**Extracted material**
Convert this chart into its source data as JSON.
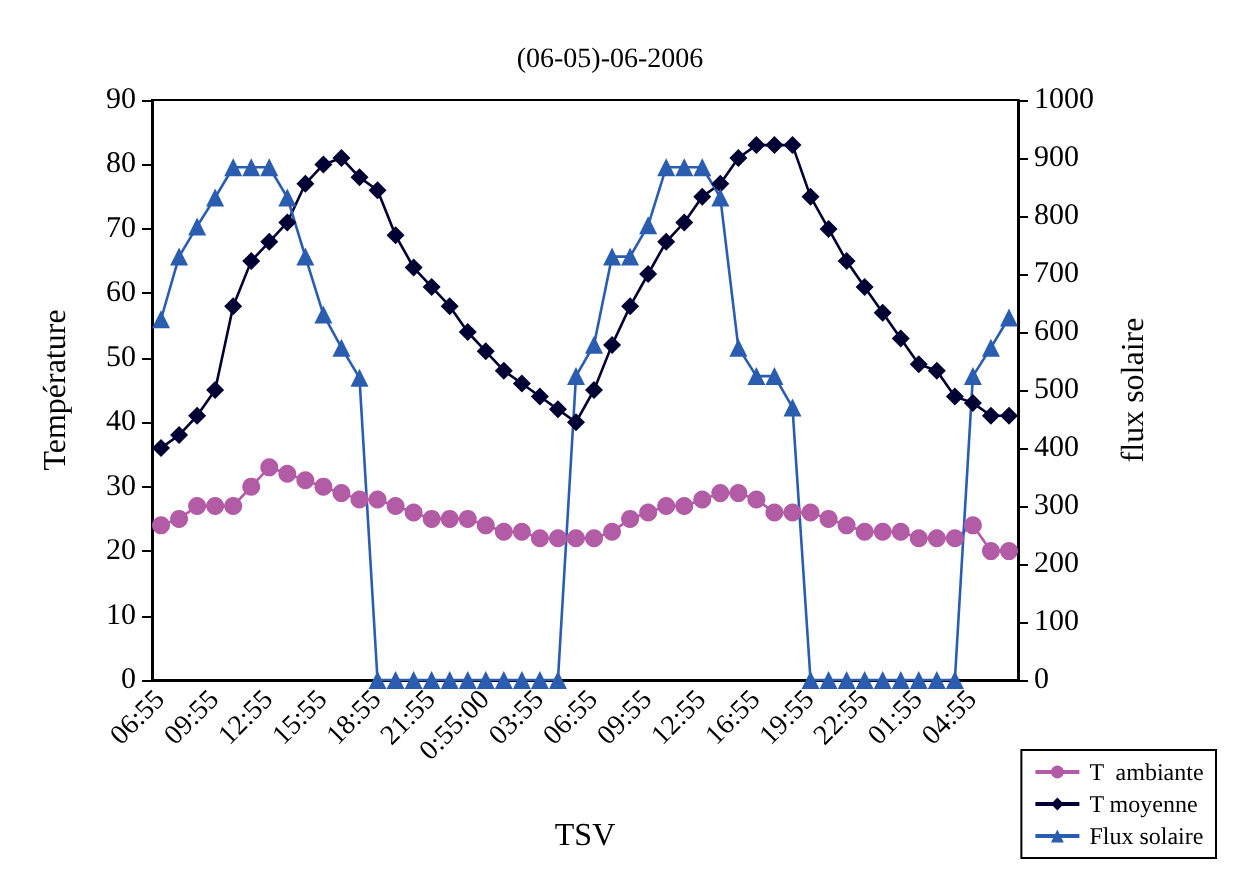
{
  "chart_data": {
    "type": "line",
    "title": "(06-05)-06-2006",
    "xlabel": "TSV",
    "ylabel": "Température",
    "y2label": "flux solaire",
    "categories": [
      "06:55",
      null,
      null,
      "09:55",
      null,
      null,
      "12:55",
      null,
      null,
      "15:55",
      null,
      null,
      "18:55",
      null,
      null,
      "21:55",
      null,
      null,
      "0:55:00",
      null,
      null,
      "03:55",
      null,
      null,
      "06:55",
      null,
      null,
      "09:55",
      null,
      null,
      "12:55",
      null,
      null,
      "16:55",
      null,
      null,
      "19:55",
      null,
      null,
      "22:55",
      null,
      null,
      "01:55",
      null,
      null,
      "04:55",
      null,
      null
    ],
    "series": [
      {
        "name": "T  ambiante",
        "color": "#b35ca6",
        "marker": "circle",
        "values": [
          24,
          25,
          27,
          27,
          27,
          30,
          33,
          32,
          31,
          30,
          29,
          28,
          28,
          27,
          26,
          25,
          25,
          25,
          24,
          23,
          23,
          22,
          22,
          22,
          22,
          23,
          25,
          26,
          27,
          27,
          28,
          29,
          29,
          28,
          26,
          26,
          26,
          25,
          24,
          23,
          23,
          23,
          22,
          22,
          22,
          24,
          20,
          20
        ]
      },
      {
        "name": "T moyenne",
        "color": "#000033",
        "marker": "diamond",
        "values": [
          36,
          38,
          41,
          45,
          58,
          65,
          68,
          71,
          77,
          80,
          81,
          78,
          76,
          69,
          64,
          61,
          58,
          54,
          51,
          48,
          46,
          44,
          42,
          40,
          45,
          52,
          58,
          63,
          68,
          71,
          75,
          77,
          81,
          83,
          83,
          83,
          75,
          70,
          65,
          61,
          57,
          53,
          49,
          48,
          44,
          43,
          41,
          41
        ]
      },
      {
        "name": "Flux solaire",
        "color": "#2a5db0",
        "marker": "triangle",
        "axis": "y2",
        "values": [
          622,
          730,
          782,
          832,
          884,
          884,
          884,
          832,
          730,
          630,
          573,
          521,
          0,
          0,
          0,
          0,
          0,
          0,
          0,
          0,
          0,
          0,
          0,
          524,
          578,
          730,
          730,
          784,
          884,
          884,
          884,
          832,
          573,
          524,
          524,
          470,
          0,
          0,
          0,
          0,
          0,
          0,
          0,
          0,
          0,
          524,
          573,
          625
        ]
      }
    ],
    "ylim": [
      0,
      90
    ],
    "yticks": [
      0,
      10,
      20,
      30,
      40,
      50,
      60,
      70,
      80,
      90
    ],
    "y2lim": [
      0,
      1000
    ],
    "y2ticks": [
      0,
      100,
      200,
      300,
      400,
      500,
      600,
      700,
      800,
      900,
      1000
    ],
    "grid": false,
    "legend": "bottom right",
    "line_style": "solid"
  }
}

**What this task involves**
Reproduce the whole listing word for word, setting aside any pictures.

**Answer for this exercise**
Convert this chart into its source data as JSON.
{
  "chart_data": {
    "type": "line",
    "title": "(06-05)-06-2006",
    "xlabel": "TSV",
    "ylabel": "Température",
    "y2label": "flux solaire",
    "categories": [
      "06:55",
      null,
      null,
      "09:55",
      null,
      null,
      "12:55",
      null,
      null,
      "15:55",
      null,
      null,
      "18:55",
      null,
      null,
      "21:55",
      null,
      null,
      "0:55:00",
      null,
      null,
      "03:55",
      null,
      null,
      "06:55",
      null,
      null,
      "09:55",
      null,
      null,
      "12:55",
      null,
      null,
      "16:55",
      null,
      null,
      "19:55",
      null,
      null,
      "22:55",
      null,
      null,
      "01:55",
      null,
      null,
      "04:55",
      null,
      null
    ],
    "series": [
      {
        "name": "T  ambiante",
        "color": "#b35ca6",
        "marker": "circle",
        "values": [
          24,
          25,
          27,
          27,
          27,
          30,
          33,
          32,
          31,
          30,
          29,
          28,
          28,
          27,
          26,
          25,
          25,
          25,
          24,
          23,
          23,
          22,
          22,
          22,
          22,
          23,
          25,
          26,
          27,
          27,
          28,
          29,
          29,
          28,
          26,
          26,
          26,
          25,
          24,
          23,
          23,
          23,
          22,
          22,
          22,
          24,
          20,
          20
        ]
      },
      {
        "name": "T moyenne",
        "color": "#000033",
        "marker": "diamond",
        "values": [
          36,
          38,
          41,
          45,
          58,
          65,
          68,
          71,
          77,
          80,
          81,
          78,
          76,
          69,
          64,
          61,
          58,
          54,
          51,
          48,
          46,
          44,
          42,
          40,
          45,
          52,
          58,
          63,
          68,
          71,
          75,
          77,
          81,
          83,
          83,
          83,
          75,
          70,
          65,
          61,
          57,
          53,
          49,
          48,
          44,
          43,
          41,
          41
        ]
      },
      {
        "name": "Flux solaire",
        "color": "#2a5db0",
        "marker": "triangle",
        "axis": "y2",
        "values": [
          622,
          730,
          782,
          832,
          884,
          884,
          884,
          832,
          730,
          630,
          573,
          521,
          0,
          0,
          0,
          0,
          0,
          0,
          0,
          0,
          0,
          0,
          0,
          524,
          578,
          730,
          730,
          784,
          884,
          884,
          884,
          832,
          573,
          524,
          524,
          470,
          0,
          0,
          0,
          0,
          0,
          0,
          0,
          0,
          0,
          524,
          573,
          625
        ]
      }
    ],
    "ylim": [
      0,
      90
    ],
    "yticks": [
      0,
      10,
      20,
      30,
      40,
      50,
      60,
      70,
      80,
      90
    ],
    "y2lim": [
      0,
      1000
    ],
    "y2ticks": [
      0,
      100,
      200,
      300,
      400,
      500,
      600,
      700,
      800,
      900,
      1000
    ],
    "grid": false,
    "legend": "bottom right",
    "line_style": "solid"
  }
}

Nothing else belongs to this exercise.